== Data to use ==

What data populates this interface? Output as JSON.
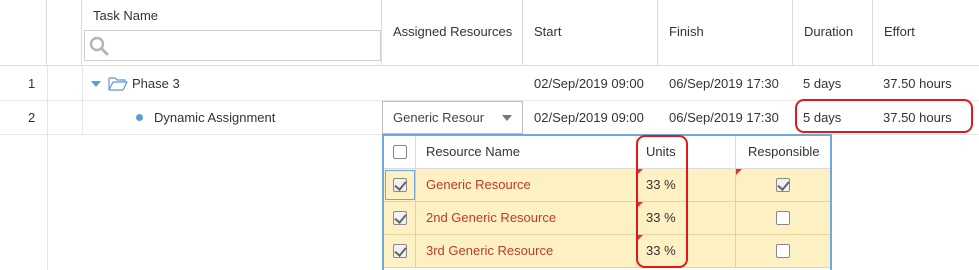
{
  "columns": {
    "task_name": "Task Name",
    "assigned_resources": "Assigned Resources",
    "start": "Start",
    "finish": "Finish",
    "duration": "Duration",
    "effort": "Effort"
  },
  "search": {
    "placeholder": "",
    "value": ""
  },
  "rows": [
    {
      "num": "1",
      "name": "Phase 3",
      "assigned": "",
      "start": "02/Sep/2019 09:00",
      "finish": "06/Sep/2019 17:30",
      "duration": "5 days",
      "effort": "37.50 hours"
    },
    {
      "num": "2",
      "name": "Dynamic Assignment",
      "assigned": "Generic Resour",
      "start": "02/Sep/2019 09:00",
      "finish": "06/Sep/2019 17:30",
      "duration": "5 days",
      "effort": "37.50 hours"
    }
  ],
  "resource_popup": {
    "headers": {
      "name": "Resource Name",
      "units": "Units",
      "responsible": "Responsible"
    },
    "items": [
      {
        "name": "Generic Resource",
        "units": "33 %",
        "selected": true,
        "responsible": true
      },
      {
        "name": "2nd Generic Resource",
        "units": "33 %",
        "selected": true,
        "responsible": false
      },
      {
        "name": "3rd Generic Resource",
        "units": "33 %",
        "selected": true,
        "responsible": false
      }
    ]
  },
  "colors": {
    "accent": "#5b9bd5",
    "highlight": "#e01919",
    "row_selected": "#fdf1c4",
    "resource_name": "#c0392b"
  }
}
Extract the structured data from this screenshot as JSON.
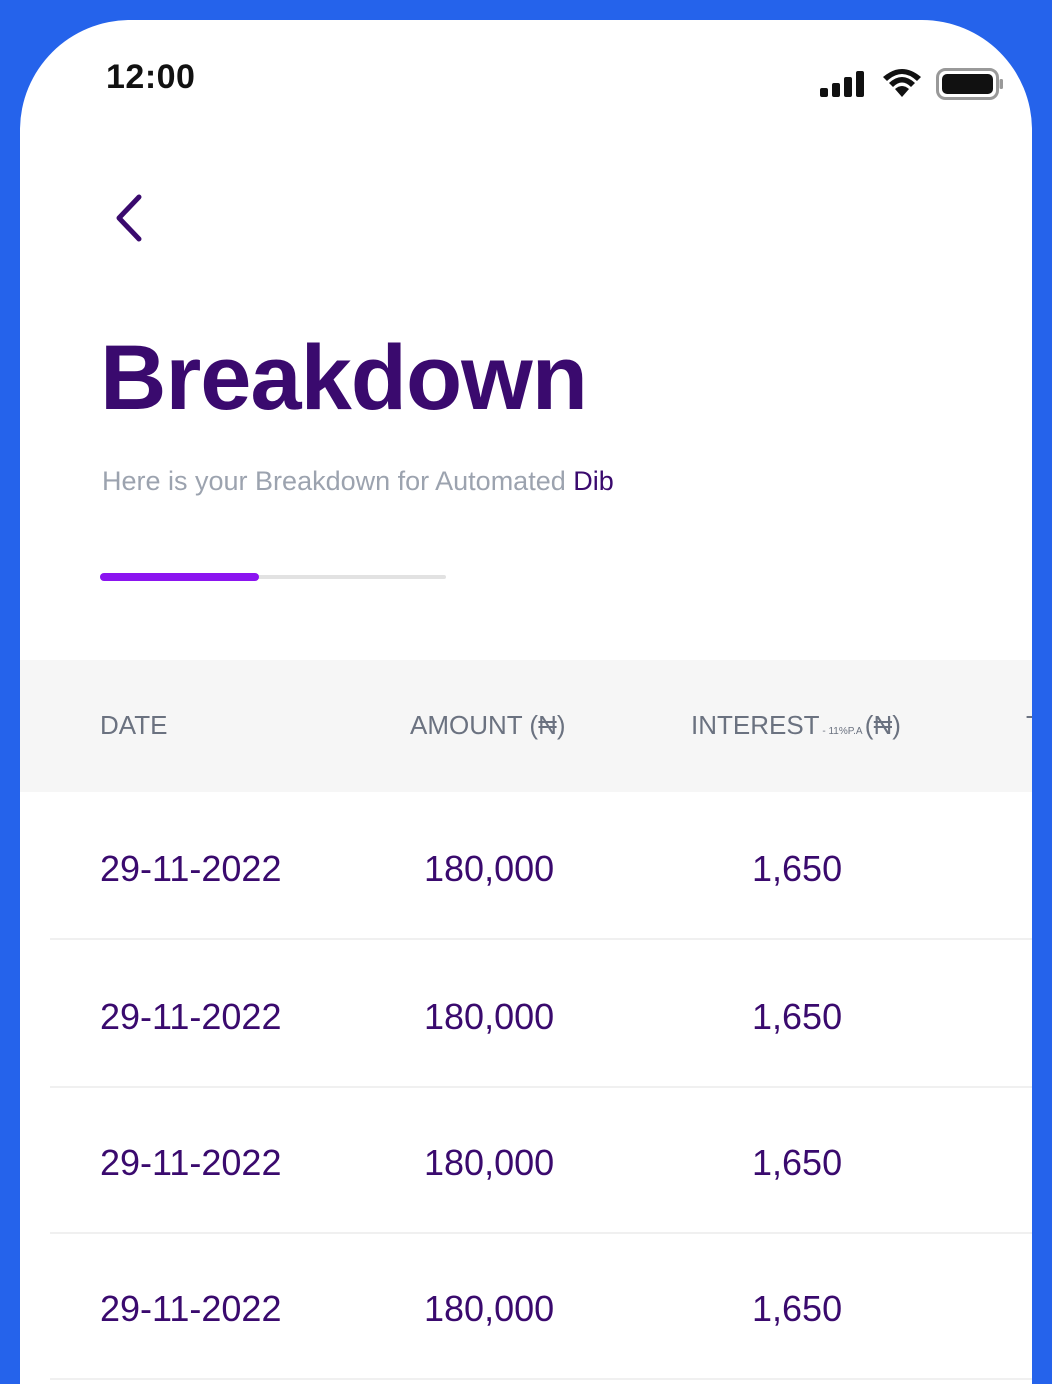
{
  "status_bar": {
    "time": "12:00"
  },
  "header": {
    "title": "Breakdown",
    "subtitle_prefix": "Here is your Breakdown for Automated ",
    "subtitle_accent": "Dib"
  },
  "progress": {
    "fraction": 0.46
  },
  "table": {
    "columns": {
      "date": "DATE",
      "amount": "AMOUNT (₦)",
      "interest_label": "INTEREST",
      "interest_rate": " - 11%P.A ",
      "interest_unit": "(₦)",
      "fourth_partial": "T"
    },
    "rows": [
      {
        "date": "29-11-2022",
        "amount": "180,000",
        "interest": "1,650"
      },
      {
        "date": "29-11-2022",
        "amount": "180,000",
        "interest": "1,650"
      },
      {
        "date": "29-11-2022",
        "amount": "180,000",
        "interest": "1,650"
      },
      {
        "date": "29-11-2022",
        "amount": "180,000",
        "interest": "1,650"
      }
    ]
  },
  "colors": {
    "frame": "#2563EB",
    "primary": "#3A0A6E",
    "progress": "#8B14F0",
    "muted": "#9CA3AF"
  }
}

===

• **Goal of the exercise**: Transcribe the material as is, with images omitted.

• **In response**:
What data populates this interface? Output as JSON.
{
  "columns": {
    "task_name": "Task Name",
    "assigned_resources": "Assigned Resources",
    "start": "Start",
    "finish": "Finish",
    "duration": "Duration",
    "effort": "Effort"
  },
  "search": {
    "placeholder": "",
    "value": ""
  },
  "rows": [
    {
      "num": "1",
      "name": "Phase 3",
      "assigned": "",
      "start": "02/Sep/2019 09:00",
      "finish": "06/Sep/2019 17:30",
      "duration": "5 days",
      "effort": "37.50 hours"
    },
    {
      "num": "2",
      "name": "Dynamic Assignment",
      "assigned": "Generic Resour",
      "start": "02/Sep/2019 09:00",
      "finish": "06/Sep/2019 17:30",
      "duration": "5 days",
      "effort": "37.50 hours"
    }
  ],
  "resource_popup": {
    "headers": {
      "name": "Resource Name",
      "units": "Units",
      "responsible": "Responsible"
    },
    "items": [
      {
        "name": "Generic Resource",
        "units": "33 %",
        "selected": true,
        "responsible": true
      },
      {
        "name": "2nd Generic Resource",
        "units": "33 %",
        "selected": true,
        "responsible": false
      },
      {
        "name": "3rd Generic Resource",
        "units": "33 %",
        "selected": true,
        "responsible": false
      }
    ]
  },
  "colors": {
    "accent": "#5b9bd5",
    "highlight": "#e01919",
    "row_selected": "#fdf1c4",
    "resource_name": "#c0392b"
  }
}
Extract the structured data from this screenshot as JSON.
{
  "status_bar": {
    "time": "12:00"
  },
  "header": {
    "title": "Breakdown",
    "subtitle_prefix": "Here is your Breakdown for Automated ",
    "subtitle_accent": "Dib"
  },
  "progress": {
    "fraction": 0.46
  },
  "table": {
    "columns": {
      "date": "DATE",
      "amount": "AMOUNT (₦)",
      "interest_label": "INTEREST",
      "interest_rate": " - 11%P.A ",
      "interest_unit": "(₦)",
      "fourth_partial": "T"
    },
    "rows": [
      {
        "date": "29-11-2022",
        "amount": "180,000",
        "interest": "1,650"
      },
      {
        "date": "29-11-2022",
        "amount": "180,000",
        "interest": "1,650"
      },
      {
        "date": "29-11-2022",
        "amount": "180,000",
        "interest": "1,650"
      },
      {
        "date": "29-11-2022",
        "amount": "180,000",
        "interest": "1,650"
      }
    ]
  },
  "colors": {
    "frame": "#2563EB",
    "primary": "#3A0A6E",
    "progress": "#8B14F0",
    "muted": "#9CA3AF"
  }
}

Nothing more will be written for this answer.